What to work on ::
Copy the records below exactly, omitting any pictures they contain.

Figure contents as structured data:

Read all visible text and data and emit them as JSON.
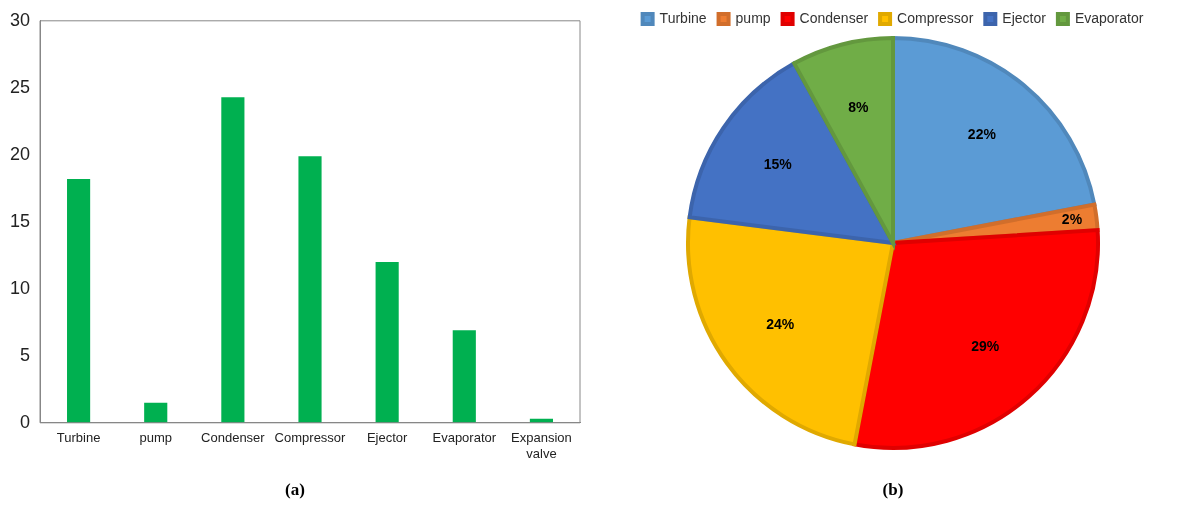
{
  "chart_data": [
    {
      "type": "bar",
      "categories": [
        "Turbine",
        "pump",
        "Condenser",
        "Compressor",
        "Ejector",
        "Evaporator",
        "Expansion valve"
      ],
      "values": [
        18.2,
        1.5,
        24.3,
        19.9,
        12.0,
        6.9,
        0.3
      ],
      "color": "#00b050",
      "ylim": [
        0,
        30
      ],
      "yticks": [
        0,
        5,
        10,
        15,
        20,
        25,
        30
      ],
      "grid": false,
      "legend": false,
      "annotations": [
        "(a)"
      ]
    },
    {
      "type": "pie",
      "categories": [
        "Turbine",
        "pump",
        "Condenser",
        "Compressor",
        "Ejector",
        "Evaporator"
      ],
      "values": [
        22,
        2,
        29,
        24,
        15,
        8
      ],
      "colors": [
        "#5b9bd5",
        "#ed7d31",
        "#ff0000",
        "#ffc000",
        "#4472c4",
        "#70ad47"
      ],
      "value_labels": [
        "22%",
        "2%",
        "29%",
        "24%",
        "15%",
        "8%"
      ],
      "legend": "top",
      "annotations": [
        "(b)"
      ]
    }
  ]
}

Written response ::
Read all visible text and data and emit them as JSON.
{
  "chart_data": [
    {
      "type": "bar",
      "categories": [
        "Turbine",
        "pump",
        "Condenser",
        "Compressor",
        "Ejector",
        "Evaporator",
        "Expansion valve"
      ],
      "values": [
        18.2,
        1.5,
        24.3,
        19.9,
        12.0,
        6.9,
        0.3
      ],
      "color": "#00b050",
      "ylim": [
        0,
        30
      ],
      "yticks": [
        0,
        5,
        10,
        15,
        20,
        25,
        30
      ],
      "grid": false,
      "legend": false,
      "annotations": [
        "(a)"
      ]
    },
    {
      "type": "pie",
      "categories": [
        "Turbine",
        "pump",
        "Condenser",
        "Compressor",
        "Ejector",
        "Evaporator"
      ],
      "values": [
        22,
        2,
        29,
        24,
        15,
        8
      ],
      "colors": [
        "#5b9bd5",
        "#ed7d31",
        "#ff0000",
        "#ffc000",
        "#4472c4",
        "#70ad47"
      ],
      "value_labels": [
        "22%",
        "2%",
        "29%",
        "24%",
        "15%",
        "8%"
      ],
      "legend": "top",
      "annotations": [
        "(b)"
      ]
    }
  ]
}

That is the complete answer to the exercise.